Records for processing
━━━
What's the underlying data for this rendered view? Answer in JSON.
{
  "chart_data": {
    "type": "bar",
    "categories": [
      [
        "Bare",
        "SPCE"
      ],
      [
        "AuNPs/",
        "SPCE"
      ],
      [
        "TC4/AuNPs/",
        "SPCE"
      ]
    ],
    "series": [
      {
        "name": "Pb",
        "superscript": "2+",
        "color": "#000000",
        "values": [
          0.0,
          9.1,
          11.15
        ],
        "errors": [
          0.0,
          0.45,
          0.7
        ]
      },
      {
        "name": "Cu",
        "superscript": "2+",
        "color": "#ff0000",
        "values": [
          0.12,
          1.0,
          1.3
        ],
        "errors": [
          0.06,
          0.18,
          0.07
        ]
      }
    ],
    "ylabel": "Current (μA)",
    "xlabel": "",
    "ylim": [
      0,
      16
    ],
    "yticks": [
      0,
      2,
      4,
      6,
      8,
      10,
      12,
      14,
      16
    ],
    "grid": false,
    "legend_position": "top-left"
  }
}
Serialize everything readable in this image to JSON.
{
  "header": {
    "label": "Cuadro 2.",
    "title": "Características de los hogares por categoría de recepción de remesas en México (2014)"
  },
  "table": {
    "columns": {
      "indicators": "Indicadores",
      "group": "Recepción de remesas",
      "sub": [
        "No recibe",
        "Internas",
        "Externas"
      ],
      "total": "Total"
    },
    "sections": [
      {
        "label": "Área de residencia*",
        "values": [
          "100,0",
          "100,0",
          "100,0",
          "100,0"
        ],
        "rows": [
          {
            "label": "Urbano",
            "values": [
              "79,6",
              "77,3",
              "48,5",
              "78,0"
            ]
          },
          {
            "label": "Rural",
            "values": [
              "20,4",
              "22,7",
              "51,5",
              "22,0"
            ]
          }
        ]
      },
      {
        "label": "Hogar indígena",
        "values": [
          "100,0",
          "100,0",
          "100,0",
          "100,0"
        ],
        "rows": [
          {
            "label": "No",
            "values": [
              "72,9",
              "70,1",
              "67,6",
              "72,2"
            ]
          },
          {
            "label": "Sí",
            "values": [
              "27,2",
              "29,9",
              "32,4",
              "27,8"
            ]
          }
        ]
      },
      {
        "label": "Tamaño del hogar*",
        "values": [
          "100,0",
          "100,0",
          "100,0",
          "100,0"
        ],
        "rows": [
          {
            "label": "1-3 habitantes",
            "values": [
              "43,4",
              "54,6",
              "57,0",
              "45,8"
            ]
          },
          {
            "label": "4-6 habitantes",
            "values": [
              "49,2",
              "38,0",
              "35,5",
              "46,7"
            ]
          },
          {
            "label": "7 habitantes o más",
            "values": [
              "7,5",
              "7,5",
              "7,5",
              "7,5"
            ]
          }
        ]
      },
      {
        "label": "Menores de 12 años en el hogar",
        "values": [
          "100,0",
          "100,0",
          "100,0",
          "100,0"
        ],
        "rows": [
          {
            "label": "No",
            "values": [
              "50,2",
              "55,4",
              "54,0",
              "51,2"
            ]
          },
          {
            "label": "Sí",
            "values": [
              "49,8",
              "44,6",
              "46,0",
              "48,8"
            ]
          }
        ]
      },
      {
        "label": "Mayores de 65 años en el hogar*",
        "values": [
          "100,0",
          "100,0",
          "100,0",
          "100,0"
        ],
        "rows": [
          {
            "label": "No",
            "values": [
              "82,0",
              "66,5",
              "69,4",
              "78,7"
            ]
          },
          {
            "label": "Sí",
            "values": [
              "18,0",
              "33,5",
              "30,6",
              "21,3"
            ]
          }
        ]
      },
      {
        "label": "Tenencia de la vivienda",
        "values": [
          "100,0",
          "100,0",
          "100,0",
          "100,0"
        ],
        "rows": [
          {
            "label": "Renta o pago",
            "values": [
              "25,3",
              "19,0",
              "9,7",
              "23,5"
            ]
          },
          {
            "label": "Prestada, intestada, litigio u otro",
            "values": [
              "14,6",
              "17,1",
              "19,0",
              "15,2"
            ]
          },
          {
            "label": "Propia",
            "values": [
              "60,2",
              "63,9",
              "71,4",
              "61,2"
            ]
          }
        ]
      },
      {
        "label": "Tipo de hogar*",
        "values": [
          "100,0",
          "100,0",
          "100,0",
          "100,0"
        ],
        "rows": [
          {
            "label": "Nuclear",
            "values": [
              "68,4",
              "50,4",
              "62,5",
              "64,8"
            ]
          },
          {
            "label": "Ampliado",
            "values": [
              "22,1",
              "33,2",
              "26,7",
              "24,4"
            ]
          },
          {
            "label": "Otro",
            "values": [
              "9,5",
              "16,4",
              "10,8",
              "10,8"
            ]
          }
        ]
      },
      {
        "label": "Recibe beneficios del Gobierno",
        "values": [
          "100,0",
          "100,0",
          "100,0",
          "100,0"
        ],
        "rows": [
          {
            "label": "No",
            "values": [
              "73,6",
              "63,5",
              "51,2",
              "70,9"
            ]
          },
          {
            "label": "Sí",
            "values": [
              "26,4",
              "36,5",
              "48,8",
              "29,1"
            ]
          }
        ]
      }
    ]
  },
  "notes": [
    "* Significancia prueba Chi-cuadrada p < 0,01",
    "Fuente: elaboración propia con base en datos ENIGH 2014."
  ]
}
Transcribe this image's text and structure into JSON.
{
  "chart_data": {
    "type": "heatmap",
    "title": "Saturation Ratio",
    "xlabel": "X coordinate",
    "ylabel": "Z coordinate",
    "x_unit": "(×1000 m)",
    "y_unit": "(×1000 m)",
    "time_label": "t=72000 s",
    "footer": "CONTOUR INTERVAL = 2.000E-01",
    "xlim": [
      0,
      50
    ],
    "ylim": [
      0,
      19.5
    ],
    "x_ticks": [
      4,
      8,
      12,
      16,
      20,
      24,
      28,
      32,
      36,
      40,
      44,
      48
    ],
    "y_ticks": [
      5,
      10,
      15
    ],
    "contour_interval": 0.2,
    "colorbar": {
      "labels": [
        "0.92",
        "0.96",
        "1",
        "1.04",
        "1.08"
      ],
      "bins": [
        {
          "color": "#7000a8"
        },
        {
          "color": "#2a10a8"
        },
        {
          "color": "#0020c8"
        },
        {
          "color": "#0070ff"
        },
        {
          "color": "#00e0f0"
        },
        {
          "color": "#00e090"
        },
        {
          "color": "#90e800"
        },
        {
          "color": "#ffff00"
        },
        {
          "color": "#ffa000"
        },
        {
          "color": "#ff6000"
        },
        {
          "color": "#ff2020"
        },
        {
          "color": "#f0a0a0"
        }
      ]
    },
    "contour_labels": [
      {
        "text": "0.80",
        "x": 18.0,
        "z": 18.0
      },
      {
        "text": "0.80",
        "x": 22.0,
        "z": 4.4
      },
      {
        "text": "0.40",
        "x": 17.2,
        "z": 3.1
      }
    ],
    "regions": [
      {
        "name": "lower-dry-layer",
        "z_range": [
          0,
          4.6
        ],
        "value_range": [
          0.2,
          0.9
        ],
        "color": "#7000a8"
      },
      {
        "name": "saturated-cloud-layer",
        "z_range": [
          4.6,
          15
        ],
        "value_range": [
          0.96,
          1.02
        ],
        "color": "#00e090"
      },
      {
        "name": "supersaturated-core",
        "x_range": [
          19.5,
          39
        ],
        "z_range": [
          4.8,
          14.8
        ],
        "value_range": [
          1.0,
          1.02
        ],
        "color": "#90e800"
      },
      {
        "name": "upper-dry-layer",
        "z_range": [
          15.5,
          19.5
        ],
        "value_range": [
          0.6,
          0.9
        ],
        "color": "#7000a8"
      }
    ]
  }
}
━━━
To do
Provide all the records again, word for word.

Result of this exercise
What's the underlying data for this rendered view? Answer in JSON.
{
  "chart_data": {
    "type": "bar",
    "categories": [
      [
        "Bare",
        "SPCE"
      ],
      [
        "AuNPs/",
        "SPCE"
      ],
      [
        "TC4/AuNPs/",
        "SPCE"
      ]
    ],
    "series": [
      {
        "name": "Pb",
        "superscript": "2+",
        "color": "#000000",
        "values": [
          0.0,
          9.1,
          11.15
        ],
        "errors": [
          0.0,
          0.45,
          0.7
        ]
      },
      {
        "name": "Cu",
        "superscript": "2+",
        "color": "#ff0000",
        "values": [
          0.12,
          1.0,
          1.3
        ],
        "errors": [
          0.06,
          0.18,
          0.07
        ]
      }
    ],
    "ylabel": "Current (μA)",
    "xlabel": "",
    "ylim": [
      0,
      16
    ],
    "yticks": [
      0,
      2,
      4,
      6,
      8,
      10,
      12,
      14,
      16
    ],
    "grid": false,
    "legend_position": "top-left"
  }
}
Serialize everything readable in this image to JSON.
{
  "header": {
    "label": "Cuadro 2.",
    "title": "Características de los hogares por categoría de recepción de remesas en México (2014)"
  },
  "table": {
    "columns": {
      "indicators": "Indicadores",
      "group": "Recepción de remesas",
      "sub": [
        "No recibe",
        "Internas",
        "Externas"
      ],
      "total": "Total"
    },
    "sections": [
      {
        "label": "Área de residencia*",
        "values": [
          "100,0",
          "100,0",
          "100,0",
          "100,0"
        ],
        "rows": [
          {
            "label": "Urbano",
            "values": [
              "79,6",
              "77,3",
              "48,5",
              "78,0"
            ]
          },
          {
            "label": "Rural",
            "values": [
              "20,4",
              "22,7",
              "51,5",
              "22,0"
            ]
          }
        ]
      },
      {
        "label": "Hogar indígena",
        "values": [
          "100,0",
          "100,0",
          "100,0",
          "100,0"
        ],
        "rows": [
          {
            "label": "No",
            "values": [
              "72,9",
              "70,1",
              "67,6",
              "72,2"
            ]
          },
          {
            "label": "Sí",
            "values": [
              "27,2",
              "29,9",
              "32,4",
              "27,8"
            ]
          }
        ]
      },
      {
        "label": "Tamaño del hogar*",
        "values": [
          "100,0",
          "100,0",
          "100,0",
          "100,0"
        ],
        "rows": [
          {
            "label": "1-3 habitantes",
            "values": [
              "43,4",
              "54,6",
              "57,0",
              "45,8"
            ]
          },
          {
            "label": "4-6 habitantes",
            "values": [
              "49,2",
              "38,0",
              "35,5",
              "46,7"
            ]
          },
          {
            "label": "7 habitantes o más",
            "values": [
              "7,5",
              "7,5",
              "7,5",
              "7,5"
            ]
          }
        ]
      },
      {
        "label": "Menores de 12 años en el hogar",
        "values": [
          "100,0",
          "100,0",
          "100,0",
          "100,0"
        ],
        "rows": [
          {
            "label": "No",
            "values": [
              "50,2",
              "55,4",
              "54,0",
              "51,2"
            ]
          },
          {
            "label": "Sí",
            "values": [
              "49,8",
              "44,6",
              "46,0",
              "48,8"
            ]
          }
        ]
      },
      {
        "label": "Mayores de 65 años en el hogar*",
        "values": [
          "100,0",
          "100,0",
          "100,0",
          "100,0"
        ],
        "rows": [
          {
            "label": "No",
            "values": [
              "82,0",
              "66,5",
              "69,4",
              "78,7"
            ]
          },
          {
            "label": "Sí",
            "values": [
              "18,0",
              "33,5",
              "30,6",
              "21,3"
            ]
          }
        ]
      },
      {
        "label": "Tenencia de la vivienda",
        "values": [
          "100,0",
          "100,0",
          "100,0",
          "100,0"
        ],
        "rows": [
          {
            "label": "Renta o pago",
            "values": [
              "25,3",
              "19,0",
              "9,7",
              "23,5"
            ]
          },
          {
            "label": "Prestada, intestada, litigio u otro",
            "values": [
              "14,6",
              "17,1",
              "19,0",
              "15,2"
            ]
          },
          {
            "label": "Propia",
            "values": [
              "60,2",
              "63,9",
              "71,4",
              "61,2"
            ]
          }
        ]
      },
      {
        "label": "Tipo de hogar*",
        "values": [
          "100,0",
          "100,0",
          "100,0",
          "100,0"
        ],
        "rows": [
          {
            "label": "Nuclear",
            "values": [
              "68,4",
              "50,4",
              "62,5",
              "64,8"
            ]
          },
          {
            "label": "Ampliado",
            "values": [
              "22,1",
              "33,2",
              "26,7",
              "24,4"
            ]
          },
          {
            "label": "Otro",
            "values": [
              "9,5",
              "16,4",
              "10,8",
              "10,8"
            ]
          }
        ]
      },
      {
        "label": "Recibe beneficios del Gobierno",
        "values": [
          "100,0",
          "100,0",
          "100,0",
          "100,0"
        ],
        "rows": [
          {
            "label": "No",
            "values": [
              "73,6",
              "63,5",
              "51,2",
              "70,9"
            ]
          },
          {
            "label": "Sí",
            "values": [
              "26,4",
              "36,5",
              "48,8",
              "29,1"
            ]
          }
        ]
      }
    ]
  },
  "notes": [
    "* Significancia prueba Chi-cuadrada p < 0,01",
    "Fuente: elaboración propia con base en datos ENIGH 2014."
  ]
}
Transcribe this image's text and structure into JSON.
{
  "chart_data": {
    "type": "heatmap",
    "title": "Saturation Ratio",
    "xlabel": "X coordinate",
    "ylabel": "Z coordinate",
    "x_unit": "(×1000 m)",
    "y_unit": "(×1000 m)",
    "time_label": "t=72000 s",
    "footer": "CONTOUR INTERVAL = 2.000E-01",
    "xlim": [
      0,
      50
    ],
    "ylim": [
      0,
      19.5
    ],
    "x_ticks": [
      4,
      8,
      12,
      16,
      20,
      24,
      28,
      32,
      36,
      40,
      44,
      48
    ],
    "y_ticks": [
      5,
      10,
      15
    ],
    "contour_interval": 0.2,
    "colorbar": {
      "labels": [
        "0.92",
        "0.96",
        "1",
        "1.04",
        "1.08"
      ],
      "bins": [
        {
          "color": "#7000a8"
        },
        {
          "color": "#2a10a8"
        },
        {
          "color": "#0020c8"
        },
        {
          "color": "#0070ff"
        },
        {
          "color": "#00e0f0"
        },
        {
          "color": "#00e090"
        },
        {
          "color": "#90e800"
        },
        {
          "color": "#ffff00"
        },
        {
          "color": "#ffa000"
        },
        {
          "color": "#ff6000"
        },
        {
          "color": "#ff2020"
        },
        {
          "color": "#f0a0a0"
        }
      ]
    },
    "contour_labels": [
      {
        "text": "0.80",
        "x": 18.0,
        "z": 18.0
      },
      {
        "text": "0.80",
        "x": 22.0,
        "z": 4.4
      },
      {
        "text": "0.40",
        "x": 17.2,
        "z": 3.1
      }
    ],
    "regions": [
      {
        "name": "lower-dry-layer",
        "z_range": [
          0,
          4.6
        ],
        "value_range": [
          0.2,
          0.9
        ],
        "color": "#7000a8"
      },
      {
        "name": "saturated-cloud-layer",
        "z_range": [
          4.6,
          15
        ],
        "value_range": [
          0.96,
          1.02
        ],
        "color": "#00e090"
      },
      {
        "name": "supersaturated-core",
        "x_range": [
          19.5,
          39
        ],
        "z_range": [
          4.8,
          14.8
        ],
        "value_range": [
          1.0,
          1.02
        ],
        "color": "#90e800"
      },
      {
        "name": "upper-dry-layer",
        "z_range": [
          15.5,
          19.5
        ],
        "value_range": [
          0.6,
          0.9
        ],
        "color": "#7000a8"
      }
    ]
  }
}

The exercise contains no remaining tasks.